Would you copy out the whole listing exactly as given?

--- begin Entries provided ---

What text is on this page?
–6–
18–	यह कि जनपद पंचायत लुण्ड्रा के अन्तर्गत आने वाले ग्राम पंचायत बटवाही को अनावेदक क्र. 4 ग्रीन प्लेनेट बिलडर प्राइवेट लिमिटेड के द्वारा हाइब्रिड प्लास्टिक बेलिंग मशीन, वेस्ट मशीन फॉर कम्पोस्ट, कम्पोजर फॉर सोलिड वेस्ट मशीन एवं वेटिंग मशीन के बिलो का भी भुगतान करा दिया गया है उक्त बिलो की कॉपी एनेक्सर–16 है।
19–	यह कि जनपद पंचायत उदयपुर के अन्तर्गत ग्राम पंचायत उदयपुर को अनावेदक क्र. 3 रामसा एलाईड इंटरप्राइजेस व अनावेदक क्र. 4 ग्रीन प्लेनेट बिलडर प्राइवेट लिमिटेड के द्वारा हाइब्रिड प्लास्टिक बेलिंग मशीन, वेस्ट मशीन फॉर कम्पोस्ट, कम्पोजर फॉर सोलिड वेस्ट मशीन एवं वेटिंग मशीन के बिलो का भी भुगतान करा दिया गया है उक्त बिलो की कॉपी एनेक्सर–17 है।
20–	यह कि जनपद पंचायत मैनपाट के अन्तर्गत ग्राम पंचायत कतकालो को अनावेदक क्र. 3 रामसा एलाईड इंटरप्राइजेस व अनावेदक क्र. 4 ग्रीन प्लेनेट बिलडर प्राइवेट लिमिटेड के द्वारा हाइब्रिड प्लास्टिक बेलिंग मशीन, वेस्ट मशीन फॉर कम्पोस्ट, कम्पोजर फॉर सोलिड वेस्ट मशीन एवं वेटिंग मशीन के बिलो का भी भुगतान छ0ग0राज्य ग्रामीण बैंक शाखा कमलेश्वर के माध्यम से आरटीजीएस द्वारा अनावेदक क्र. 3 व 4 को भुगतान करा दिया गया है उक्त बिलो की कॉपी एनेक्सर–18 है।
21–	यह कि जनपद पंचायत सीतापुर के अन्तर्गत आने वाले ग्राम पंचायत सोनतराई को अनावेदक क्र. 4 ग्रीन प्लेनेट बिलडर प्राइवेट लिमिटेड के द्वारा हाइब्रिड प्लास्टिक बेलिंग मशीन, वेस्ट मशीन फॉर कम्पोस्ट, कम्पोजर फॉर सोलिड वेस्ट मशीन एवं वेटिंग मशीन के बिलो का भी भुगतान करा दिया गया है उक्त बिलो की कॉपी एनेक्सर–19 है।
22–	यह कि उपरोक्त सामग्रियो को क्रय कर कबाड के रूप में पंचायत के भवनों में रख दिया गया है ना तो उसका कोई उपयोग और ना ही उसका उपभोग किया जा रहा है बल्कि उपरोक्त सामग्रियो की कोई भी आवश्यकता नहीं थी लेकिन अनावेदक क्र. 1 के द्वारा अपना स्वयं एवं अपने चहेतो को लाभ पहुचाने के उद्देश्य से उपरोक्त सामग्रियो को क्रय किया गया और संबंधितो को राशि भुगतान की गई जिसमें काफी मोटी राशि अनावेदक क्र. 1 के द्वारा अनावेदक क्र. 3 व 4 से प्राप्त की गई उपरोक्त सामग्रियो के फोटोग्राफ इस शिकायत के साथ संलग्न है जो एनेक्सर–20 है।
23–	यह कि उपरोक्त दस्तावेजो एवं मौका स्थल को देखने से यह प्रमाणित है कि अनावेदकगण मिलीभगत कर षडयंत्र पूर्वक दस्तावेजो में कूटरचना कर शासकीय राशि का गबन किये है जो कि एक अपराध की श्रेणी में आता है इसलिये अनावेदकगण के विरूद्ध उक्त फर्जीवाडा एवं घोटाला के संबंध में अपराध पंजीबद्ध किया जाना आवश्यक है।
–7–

--- end Entries provided ---

Task output
What text is on this page?
–6–
18–	यह कि जनपद पंचायत लुण्ड्रा के अन्तर्गत आने वाले ग्राम पंचायत बटवाही को अनावेदक क्र. 4 ग्रीन प्लेनेट बिलडर प्राइवेट लिमिटेड के द्वारा हाइब्रिड प्लास्टिक बेलिंग मशीन, वेस्ट मशीन फॉर कम्पोस्ट, कम्पोजर फॉर सोलिड वेस्ट मशीन एवं वेटिंग मशीन के बिलो का भी भुगतान करा दिया गया है उक्त बिलो की कॉपी एनेक्सर–16 है।
19–	यह कि जनपद पंचायत उदयपुर के अन्तर्गत ग्राम पंचायत उदयपुर को अनावेदक क्र. 3 रामसा एलाईड इंटरप्राइजेस व अनावेदक क्र. 4 ग्रीन प्लेनेट बिलडर प्राइवेट लिमिटेड के द्वारा हाइब्रिड प्लास्टिक बेलिंग मशीन, वेस्ट मशीन फॉर कम्पोस्ट, कम्पोजर फॉर सोलिड वेस्ट मशीन एवं वेटिंग मशीन के बिलो का भी भुगतान करा दिया गया है उक्त बिलो की कॉपी एनेक्सर–17 है।
20–	यह कि जनपद पंचायत मैनपाट के अन्तर्गत ग्राम पंचायत कतकालो को अनावेदक क्र. 3 रामसा एलाईड इंटरप्राइजेस व अनावेदक क्र. 4 ग्रीन प्लेनेट बिलडर प्राइवेट लिमिटेड के द्वारा हाइब्रिड प्लास्टिक बेलिंग मशीन, वेस्ट मशीन फॉर कम्पोस्ट, कम्पोजर फॉर सोलिड वेस्ट मशीन एवं वेटिंग मशीन के बिलो का भी भुगतान छ0ग0राज्य ग्रामीण बैंक शाखा कमलेश्वर के माध्यम से आरटीजीएस द्वारा अनावेदक क्र. 3 व 4 को भुगतान करा दिया गया है उक्त बिलो की कॉपी एनेक्सर–18 है।
21–	यह कि जनपद पंचायत सीतापुर के अन्तर्गत आने वाले ग्राम पंचायत सोनतराई को अनावेदक क्र. 4 ग्रीन प्लेनेट बिलडर प्राइवेट लिमिटेड के द्वारा हाइब्रिड प्लास्टिक बेलिंग मशीन, वेस्ट मशीन फॉर कम्पोस्ट, कम्पोजर फॉर सोलिड वेस्ट मशीन एवं वेटिंग मशीन के बिलो का भी भुगतान करा दिया गया है उक्त बिलो की कॉपी एनेक्सर–19 है।
22–	यह कि उपरोक्त सामग्रियो को क्रय कर कबाड के रूप में पंचायत के भवनों में रख दिया गया है ना तो उसका कोई उपयोग और ना ही उसका उपभोग किया जा रहा है बल्कि उपरोक्त सामग्रियो की कोई भी आवश्यकता नहीं थी लेकिन अनावेदक क्र. 1 के द्वारा अपना स्वयं एवं अपने चहेतो को लाभ पहुचाने के उद्देश्य से उपरोक्त सामग्रियो को क्रय किया गया और संबंधितो को राशि भुगतान की गई जिसमें काफी मोटी राशि अनावेदक क्र. 1 के द्वारा अनावेदक क्र. 3 व 4 से प्राप्त की गई उपरोक्त सामग्रियो के फोटोग्राफ इस शिकायत के साथ संलग्न है जो एनेक्सर–20 है।
23–	यह कि उपरोक्त दस्तावेजो एवं मौका स्थल को देखने से यह प्रमाणित है कि अनावेदकगण मिलीभगत कर षडयंत्र पूर्वक दस्तावेजो में कूटरचना कर शासकीय राशि का गबन किये है जो कि एक अपराध की श्रेणी में आता है इसलिये अनावेदकगण के विरूद्ध उक्त फर्जीवाडा एवं घोटाला के संबंध में अपराध पंजीबद्ध किया जाना आवश्यक है।
–7–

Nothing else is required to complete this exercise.